--- begin Extracted information ---

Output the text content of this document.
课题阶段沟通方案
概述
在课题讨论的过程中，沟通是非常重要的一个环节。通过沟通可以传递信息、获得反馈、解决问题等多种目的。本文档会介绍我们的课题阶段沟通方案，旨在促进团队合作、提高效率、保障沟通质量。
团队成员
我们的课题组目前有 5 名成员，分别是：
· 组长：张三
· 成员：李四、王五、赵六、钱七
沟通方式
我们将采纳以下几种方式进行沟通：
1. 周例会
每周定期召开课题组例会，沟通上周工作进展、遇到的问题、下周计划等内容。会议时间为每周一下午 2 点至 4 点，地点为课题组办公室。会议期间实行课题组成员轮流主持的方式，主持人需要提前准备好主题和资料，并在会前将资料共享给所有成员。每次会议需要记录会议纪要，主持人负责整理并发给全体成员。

--- end Extracted information ---

[Task description]
All of the data needs to be reproduced exactly, with no line missing.

[Exercise result]
Output the text content of this document.
课题阶段沟通方案
概述
在课题讨论的过程中，沟通是非常重要的一个环节。通过沟通可以传递信息、获得反馈、解决问题等多种目的。本文档会介绍我们的课题阶段沟通方案，旨在促进团队合作、提高效率、保障沟通质量。
团队成员
我们的课题组目前有 5 名成员，分别是：
· 组长：张三
· 成员：李四、王五、赵六、钱七
沟通方式
我们将采纳以下几种方式进行沟通：
1. 周例会
每周定期召开课题组例会，沟通上周工作进展、遇到的问题、下周计划等内容。会议时间为每周一下午 2 点至 4 点，地点为课题组办公室。会议期间实行课题组成员轮流主持的方式，主持人需要提前准备好主题和资料，并在会前将资料共享给所有成员。每次会议需要记录会议纪要，主持人负责整理并发给全体成员。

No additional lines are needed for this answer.